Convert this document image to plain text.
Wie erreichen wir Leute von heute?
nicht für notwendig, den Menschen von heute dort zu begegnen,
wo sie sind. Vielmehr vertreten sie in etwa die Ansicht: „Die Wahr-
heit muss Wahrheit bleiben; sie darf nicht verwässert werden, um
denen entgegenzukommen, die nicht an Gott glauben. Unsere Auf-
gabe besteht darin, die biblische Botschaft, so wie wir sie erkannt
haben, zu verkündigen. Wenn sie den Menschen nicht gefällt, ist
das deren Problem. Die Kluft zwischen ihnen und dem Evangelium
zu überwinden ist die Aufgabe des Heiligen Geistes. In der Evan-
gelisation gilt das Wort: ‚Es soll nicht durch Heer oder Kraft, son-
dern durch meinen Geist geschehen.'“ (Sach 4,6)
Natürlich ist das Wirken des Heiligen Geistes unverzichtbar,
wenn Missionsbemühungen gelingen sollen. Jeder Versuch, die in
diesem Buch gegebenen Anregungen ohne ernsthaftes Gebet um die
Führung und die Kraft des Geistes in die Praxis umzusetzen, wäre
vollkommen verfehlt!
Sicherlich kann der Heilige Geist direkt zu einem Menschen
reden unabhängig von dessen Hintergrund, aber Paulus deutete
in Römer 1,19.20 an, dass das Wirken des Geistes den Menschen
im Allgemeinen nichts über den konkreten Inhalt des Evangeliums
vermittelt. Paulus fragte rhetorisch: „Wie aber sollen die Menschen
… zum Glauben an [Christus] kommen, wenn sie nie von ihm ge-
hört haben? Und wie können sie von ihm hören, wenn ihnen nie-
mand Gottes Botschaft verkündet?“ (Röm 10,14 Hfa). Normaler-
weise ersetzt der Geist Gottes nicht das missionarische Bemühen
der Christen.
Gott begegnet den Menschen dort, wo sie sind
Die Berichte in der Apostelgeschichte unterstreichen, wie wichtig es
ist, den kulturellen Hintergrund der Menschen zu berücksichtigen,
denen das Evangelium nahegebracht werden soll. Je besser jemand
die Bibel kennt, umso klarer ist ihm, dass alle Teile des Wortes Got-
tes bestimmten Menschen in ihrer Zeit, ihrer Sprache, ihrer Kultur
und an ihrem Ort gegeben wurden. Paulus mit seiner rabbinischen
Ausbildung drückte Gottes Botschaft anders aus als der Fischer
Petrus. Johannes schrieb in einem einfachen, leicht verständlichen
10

__PROBLEM TO WORK ON__
Return the listing above word for word.

__TASK RESPONSE__
Convert this document image to plain text.
Wie erreichen wir Leute von heute?
nicht für notwendig, den Menschen von heute dort zu begegnen,
wo sie sind. Vielmehr vertreten sie in etwa die Ansicht: „Die Wahr-
heit muss Wahrheit bleiben; sie darf nicht verwässert werden, um
denen entgegenzukommen, die nicht an Gott glauben. Unsere Auf-
gabe besteht darin, die biblische Botschaft, so wie wir sie erkannt
haben, zu verkündigen. Wenn sie den Menschen nicht gefällt, ist
das deren Problem. Die Kluft zwischen ihnen und dem Evangelium
zu überwinden ist die Aufgabe des Heiligen Geistes. In der Evan-
gelisation gilt das Wort: ‚Es soll nicht durch Heer oder Kraft, son-
dern durch meinen Geist geschehen.'“ (Sach 4,6)
Natürlich ist das Wirken des Heiligen Geistes unverzichtbar,
wenn Missionsbemühungen gelingen sollen. Jeder Versuch, die in
diesem Buch gegebenen Anregungen ohne ernsthaftes Gebet um die
Führung und die Kraft des Geistes in die Praxis umzusetzen, wäre
vollkommen verfehlt!
Sicherlich kann der Heilige Geist direkt zu einem Menschen
reden unabhängig von dessen Hintergrund, aber Paulus deutete
in Römer 1,19.20 an, dass das Wirken des Geistes den Menschen
im Allgemeinen nichts über den konkreten Inhalt des Evangeliums
vermittelt. Paulus fragte rhetorisch: „Wie aber sollen die Menschen
… zum Glauben an [Christus] kommen, wenn sie nie von ihm ge-
hört haben? Und wie können sie von ihm hören, wenn ihnen nie-
mand Gottes Botschaft verkündet?“ (Röm 10,14 Hfa). Normaler-
weise ersetzt der Geist Gottes nicht das missionarische Bemühen
der Christen.
Gott begegnet den Menschen dort, wo sie sind
Die Berichte in der Apostelgeschichte unterstreichen, wie wichtig es
ist, den kulturellen Hintergrund der Menschen zu berücksichtigen,
denen das Evangelium nahegebracht werden soll. Je besser jemand
die Bibel kennt, umso klarer ist ihm, dass alle Teile des Wortes Got-
tes bestimmten Menschen in ihrer Zeit, ihrer Sprache, ihrer Kultur
und an ihrem Ort gegeben wurden. Paulus mit seiner rabbinischen
Ausbildung drückte Gottes Botschaft anders aus als der Fischer
Petrus. Johannes schrieb in einem einfachen, leicht verständlichen
10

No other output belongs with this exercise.